Begin

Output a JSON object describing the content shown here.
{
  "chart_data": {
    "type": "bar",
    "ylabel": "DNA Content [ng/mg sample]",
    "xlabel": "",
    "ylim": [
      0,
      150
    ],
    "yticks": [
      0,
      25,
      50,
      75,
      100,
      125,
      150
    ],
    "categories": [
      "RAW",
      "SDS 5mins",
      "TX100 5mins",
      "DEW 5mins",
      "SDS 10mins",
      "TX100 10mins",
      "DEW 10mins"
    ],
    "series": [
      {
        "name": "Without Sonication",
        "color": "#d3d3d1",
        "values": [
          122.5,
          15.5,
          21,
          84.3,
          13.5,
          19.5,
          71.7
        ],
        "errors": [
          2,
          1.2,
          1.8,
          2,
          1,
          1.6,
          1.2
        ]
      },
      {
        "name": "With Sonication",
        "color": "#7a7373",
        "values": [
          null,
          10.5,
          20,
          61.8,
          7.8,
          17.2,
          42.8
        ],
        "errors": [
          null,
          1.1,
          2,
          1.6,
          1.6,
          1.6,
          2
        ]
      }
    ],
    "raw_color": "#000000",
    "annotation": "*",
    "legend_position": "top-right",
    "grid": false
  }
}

End

Your task is to repeat the data exactly, with nothing left out.

Output a JSON object describing the content shown here.
{
  "chart_data": {
    "type": "bar",
    "ylabel": "DNA Content [ng/mg sample]",
    "xlabel": "",
    "ylim": [
      0,
      150
    ],
    "yticks": [
      0,
      25,
      50,
      75,
      100,
      125,
      150
    ],
    "categories": [
      "RAW",
      "SDS 5mins",
      "TX100 5mins",
      "DEW 5mins",
      "SDS 10mins",
      "TX100 10mins",
      "DEW 10mins"
    ],
    "series": [
      {
        "name": "Without Sonication",
        "color": "#d3d3d1",
        "values": [
          122.5,
          15.5,
          21,
          84.3,
          13.5,
          19.5,
          71.7
        ],
        "errors": [
          2,
          1.2,
          1.8,
          2,
          1,
          1.6,
          1.2
        ]
      },
      {
        "name": "With Sonication",
        "color": "#7a7373",
        "values": [
          null,
          10.5,
          20,
          61.8,
          7.8,
          17.2,
          42.8
        ],
        "errors": [
          null,
          1.1,
          2,
          1.6,
          1.6,
          1.6,
          2
        ]
      }
    ],
    "raw_color": "#000000",
    "annotation": "*",
    "legend_position": "top-right",
    "grid": false
  }
}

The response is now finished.